WRITTEN REQUEST =
Copy the records below exactly, from the line containing "Read out every word on this page." through the last line, and leave out every picture.

▬▬▬

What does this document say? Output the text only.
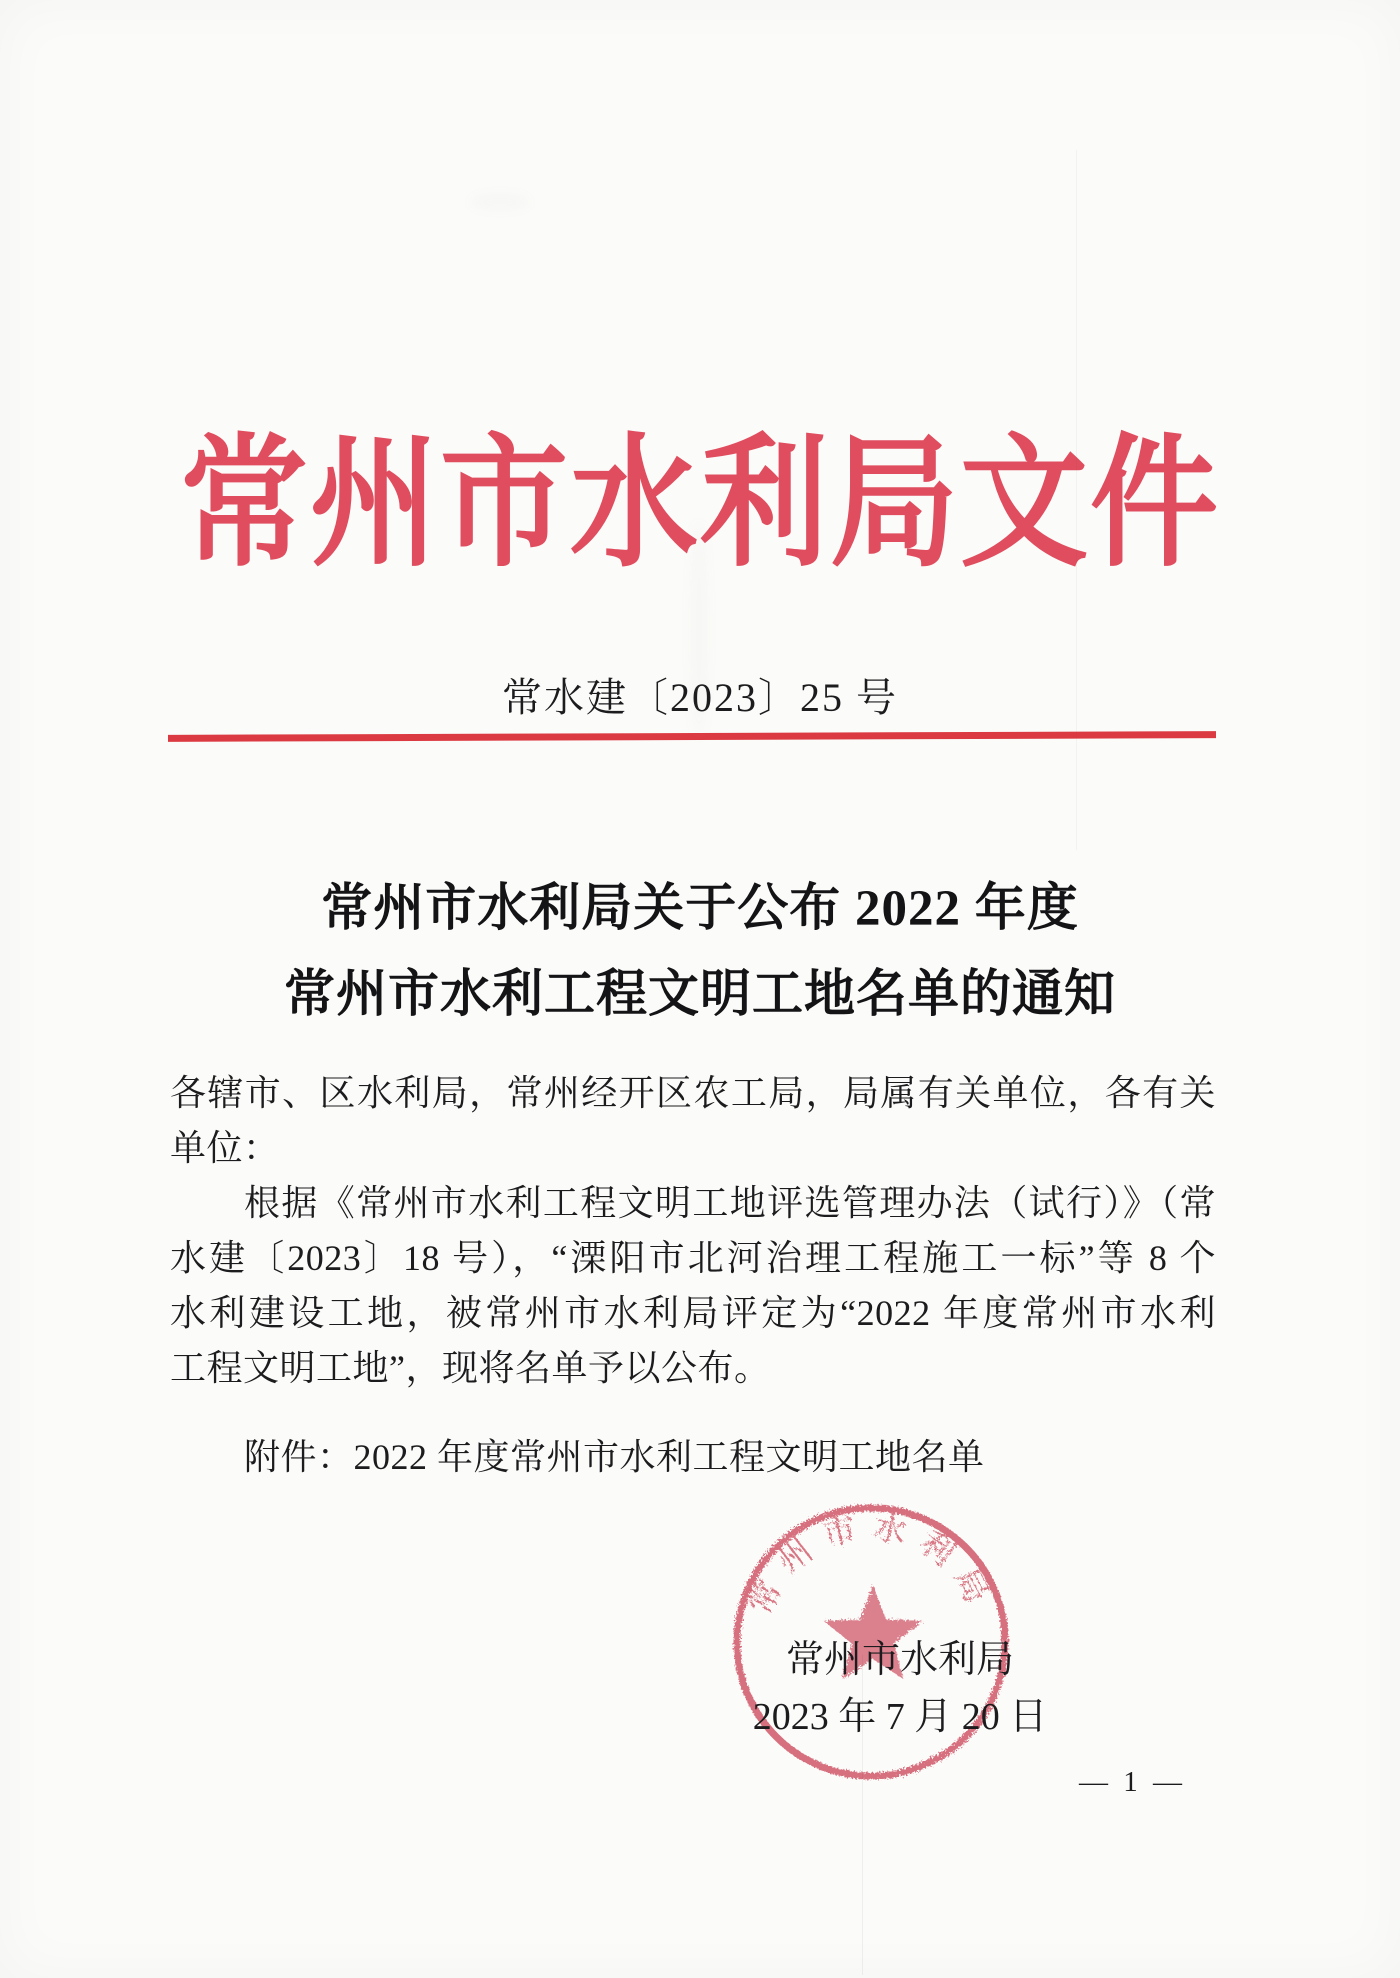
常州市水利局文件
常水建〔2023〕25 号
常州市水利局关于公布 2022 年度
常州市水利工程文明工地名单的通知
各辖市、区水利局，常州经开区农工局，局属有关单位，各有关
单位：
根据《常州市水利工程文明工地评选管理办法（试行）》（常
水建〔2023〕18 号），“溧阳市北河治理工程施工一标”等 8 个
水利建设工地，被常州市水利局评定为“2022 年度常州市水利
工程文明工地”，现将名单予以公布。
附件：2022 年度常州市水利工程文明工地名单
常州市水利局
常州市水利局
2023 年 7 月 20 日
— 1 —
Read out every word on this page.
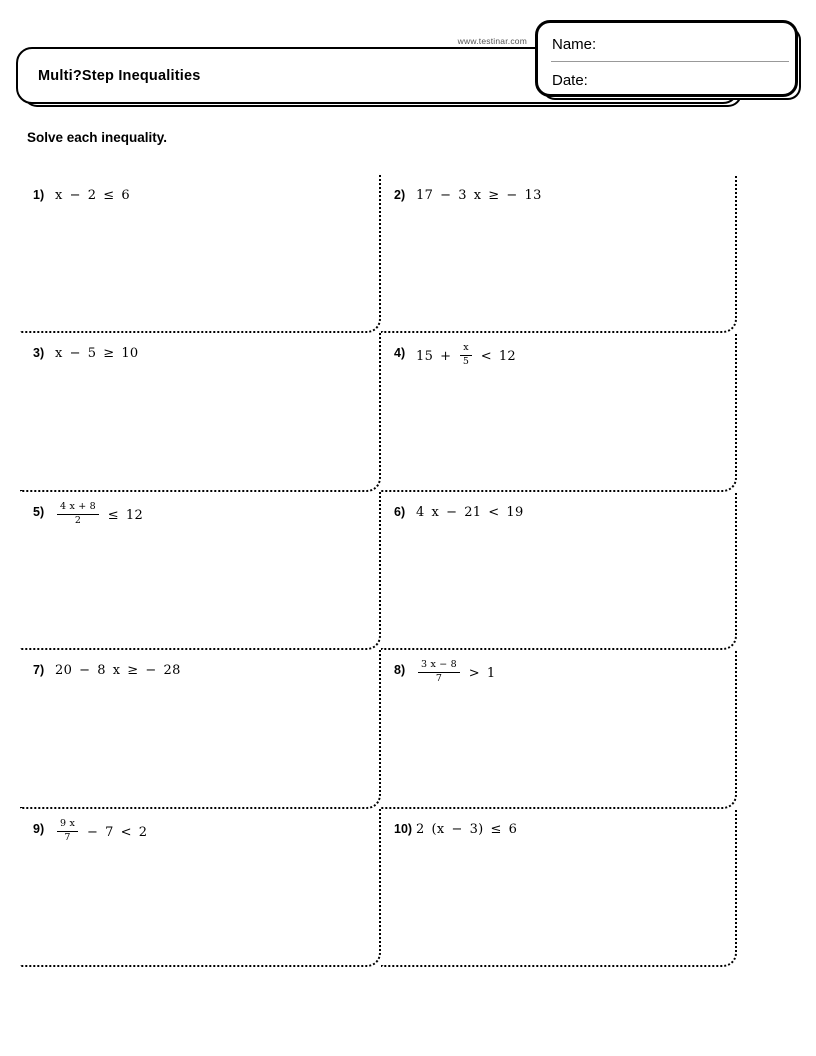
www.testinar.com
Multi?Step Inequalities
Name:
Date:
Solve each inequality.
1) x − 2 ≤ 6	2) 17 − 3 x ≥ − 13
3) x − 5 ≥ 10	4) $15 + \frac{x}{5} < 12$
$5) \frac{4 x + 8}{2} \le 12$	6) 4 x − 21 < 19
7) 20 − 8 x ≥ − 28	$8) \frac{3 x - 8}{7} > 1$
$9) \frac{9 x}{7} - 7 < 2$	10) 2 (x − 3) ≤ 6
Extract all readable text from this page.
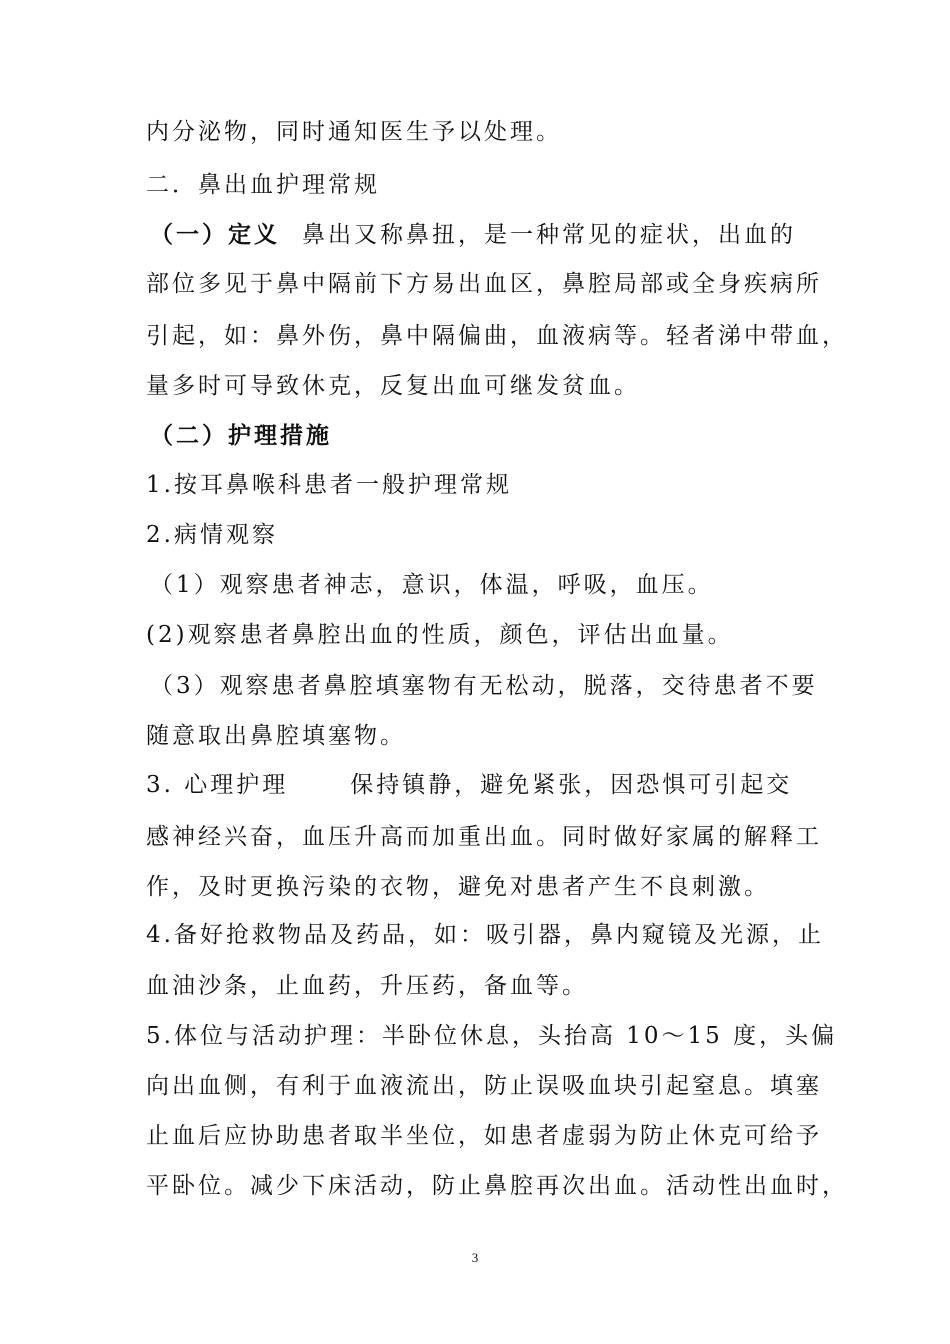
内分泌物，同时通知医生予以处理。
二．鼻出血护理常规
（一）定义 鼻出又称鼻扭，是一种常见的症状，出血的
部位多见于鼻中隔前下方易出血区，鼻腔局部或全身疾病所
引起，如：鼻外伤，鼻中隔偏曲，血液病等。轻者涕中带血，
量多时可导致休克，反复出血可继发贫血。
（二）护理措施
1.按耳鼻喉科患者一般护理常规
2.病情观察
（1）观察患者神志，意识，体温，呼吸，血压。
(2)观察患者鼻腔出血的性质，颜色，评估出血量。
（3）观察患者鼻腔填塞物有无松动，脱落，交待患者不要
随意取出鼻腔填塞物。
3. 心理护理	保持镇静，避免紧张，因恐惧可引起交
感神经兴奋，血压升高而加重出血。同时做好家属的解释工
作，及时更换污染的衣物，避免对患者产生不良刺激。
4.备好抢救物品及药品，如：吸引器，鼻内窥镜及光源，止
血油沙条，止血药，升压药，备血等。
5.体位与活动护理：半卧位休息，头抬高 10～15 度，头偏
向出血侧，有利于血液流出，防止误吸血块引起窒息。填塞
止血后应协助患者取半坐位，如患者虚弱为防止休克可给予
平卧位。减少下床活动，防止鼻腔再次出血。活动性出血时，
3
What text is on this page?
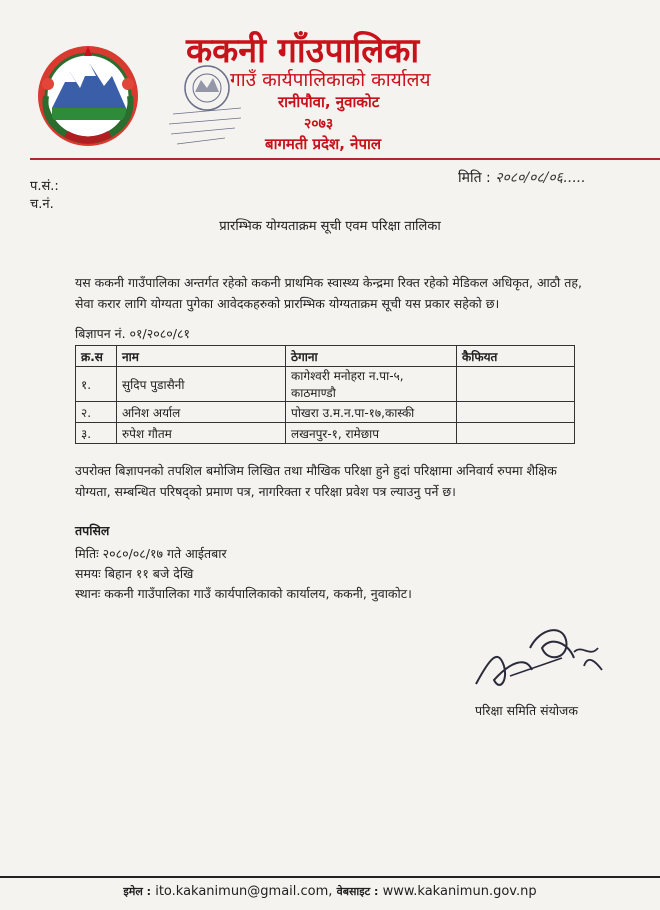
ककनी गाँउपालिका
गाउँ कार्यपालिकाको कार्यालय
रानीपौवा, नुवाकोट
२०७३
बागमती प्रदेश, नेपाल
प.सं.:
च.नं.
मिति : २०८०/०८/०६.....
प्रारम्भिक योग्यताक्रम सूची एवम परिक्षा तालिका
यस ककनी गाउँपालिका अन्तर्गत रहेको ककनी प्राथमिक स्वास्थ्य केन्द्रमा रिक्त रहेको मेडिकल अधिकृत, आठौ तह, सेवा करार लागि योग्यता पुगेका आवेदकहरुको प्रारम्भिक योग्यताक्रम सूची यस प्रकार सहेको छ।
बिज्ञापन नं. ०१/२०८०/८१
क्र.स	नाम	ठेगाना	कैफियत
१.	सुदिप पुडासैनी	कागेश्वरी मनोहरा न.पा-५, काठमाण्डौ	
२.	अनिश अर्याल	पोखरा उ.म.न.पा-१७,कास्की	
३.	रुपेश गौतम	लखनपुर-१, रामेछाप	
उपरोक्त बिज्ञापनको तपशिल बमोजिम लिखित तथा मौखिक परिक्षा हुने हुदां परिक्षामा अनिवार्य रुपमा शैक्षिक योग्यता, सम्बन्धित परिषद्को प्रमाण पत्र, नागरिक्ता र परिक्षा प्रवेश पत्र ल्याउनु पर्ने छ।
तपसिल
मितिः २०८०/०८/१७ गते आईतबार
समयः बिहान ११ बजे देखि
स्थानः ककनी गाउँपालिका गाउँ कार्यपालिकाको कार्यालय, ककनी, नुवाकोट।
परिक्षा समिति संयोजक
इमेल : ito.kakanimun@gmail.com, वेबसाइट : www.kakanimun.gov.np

▬▬▬

RESULT BELOW =
Read out every word on this page.
www.testinar.com
Multi?Step Inequalities
Name:
Date:
Solve each inequality.
1) x − 2 ≤ 6	2) 17 − 3 x ≥ − 13
3) x − 5 ≥ 10	4) $15 + \frac{x}{5} < 12$
$5) \frac{4 x + 8}{2} \le 12$	6) 4 x − 21 < 19
7) 20 − 8 x ≥ − 28	$8) \frac{3 x - 8}{7} > 1$
$9) \frac{9 x}{7} - 7 < 2$	10) 2 (x − 3) ≤ 6
Extract all readable text from this page.
内分泌物，同时通知医生予以处理。
二．鼻出血护理常规
（一）定义 鼻出又称鼻扭，是一种常见的症状，出血的
部位多见于鼻中隔前下方易出血区，鼻腔局部或全身疾病所
引起，如：鼻外伤，鼻中隔偏曲，血液病等。轻者涕中带血，
量多时可导致休克，反复出血可继发贫血。
（二）护理措施
1.按耳鼻喉科患者一般护理常规
2.病情观察
（1）观察患者神志，意识，体温，呼吸，血压。
(2)观察患者鼻腔出血的性质，颜色，评估出血量。
（3）观察患者鼻腔填塞物有无松动，脱落，交待患者不要
随意取出鼻腔填塞物。
3. 心理护理	保持镇静，避免紧张，因恐惧可引起交
感神经兴奋，血压升高而加重出血。同时做好家属的解释工
作，及时更换污染的衣物，避免对患者产生不良刺激。
4.备好抢救物品及药品，如：吸引器，鼻内窥镜及光源，止
血油沙条，止血药，升压药，备血等。
5.体位与活动护理：半卧位休息，头抬高 10～15 度，头偏
向出血侧，有利于血液流出，防止误吸血块引起窒息。填塞
止血后应协助患者取半坐位，如患者虚弱为防止休克可给予
平卧位。减少下床活动，防止鼻腔再次出血。活动性出血时，
3
What text is on this page?
ककनी गाँउपालिका
गाउँ कार्यपालिकाको कार्यालय
रानीपौवा, नुवाकोट
२०७३
बागमती प्रदेश, नेपाल
प.सं.:
च.नं.
मिति : २०८०/०८/०६.....
प्रारम्भिक योग्यताक्रम सूची एवम परिक्षा तालिका
यस ककनी गाउँपालिका अन्तर्गत रहेको ककनी प्राथमिक स्वास्थ्य केन्द्रमा रिक्त रहेको मेडिकल अधिकृत, आठौ तह, सेवा करार लागि योग्यता पुगेका आवेदकहरुको प्रारम्भिक योग्यताक्रम सूची यस प्रकार सहेको छ।
बिज्ञापन नं. ०१/२०८०/८१
क्र.स	नाम	ठेगाना	कैफियत
१.	सुदिप पुडासैनी	कागेश्वरी मनोहरा न.पा-५, काठमाण्डौ	
२.	अनिश अर्याल	पोखरा उ.म.न.पा-१७,कास्की	
३.	रुपेश गौतम	लखनपुर-१, रामेछाप	
उपरोक्त बिज्ञापनको तपशिल बमोजिम लिखित तथा मौखिक परिक्षा हुने हुदां परिक्षामा अनिवार्य रुपमा शैक्षिक योग्यता, सम्बन्धित परिषद्को प्रमाण पत्र, नागरिक्ता र परिक्षा प्रवेश पत्र ल्याउनु पर्ने छ।
तपसिल
मितिः २०८०/०८/१७ गते आईतबार
समयः बिहान ११ बजे देखि
स्थानः ककनी गाउँपालिका गाउँ कार्यपालिकाको कार्यालय, ककनी, नुवाकोट।
परिक्षा समिति संयोजक
इमेल : ito.kakanimun@gmail.com, वेबसाइट : www.kakanimun.gov.np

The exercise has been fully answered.